Keep the pictures out of the copy and repeat the records exactly.

- _LISTED ENTRIES_
>> begin

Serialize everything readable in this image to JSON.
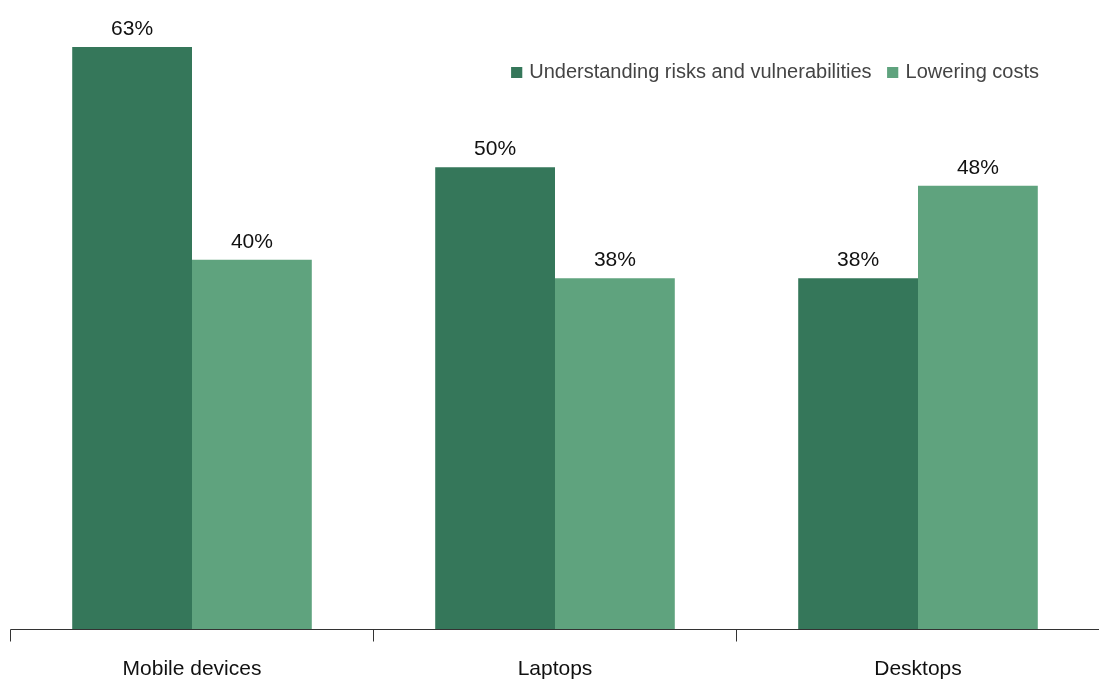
{
  "chart_data": {
    "type": "bar",
    "categories": [
      "Mobile devices",
      "Laptops",
      "Desktops"
    ],
    "series": [
      {
        "name": "Understanding risks and vulnerabilities",
        "color": "#35775a",
        "values": [
          63,
          50,
          38
        ],
        "value_labels": [
          "63%",
          "50%",
          "38%"
        ]
      },
      {
        "name": "Lowering costs",
        "color": "#5fa37e",
        "values": [
          40,
          38,
          48
        ],
        "value_labels": [
          "40%",
          "38%",
          "48%"
        ]
      }
    ],
    "legend": "top right",
    "grid": false
  }
}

>> end

- _FINAL RESULT_
Serialize everything readable in this image to JSON.
{
  "chart_data": {
    "type": "bar",
    "categories": [
      "Mobile devices",
      "Laptops",
      "Desktops"
    ],
    "series": [
      {
        "name": "Understanding risks and vulnerabilities",
        "color": "#35775a",
        "values": [
          63,
          50,
          38
        ],
        "value_labels": [
          "63%",
          "50%",
          "38%"
        ]
      },
      {
        "name": "Lowering costs",
        "color": "#5fa37e",
        "values": [
          40,
          38,
          48
        ],
        "value_labels": [
          "40%",
          "38%",
          "48%"
        ]
      }
    ],
    "legend": "top right",
    "grid": false
  }
}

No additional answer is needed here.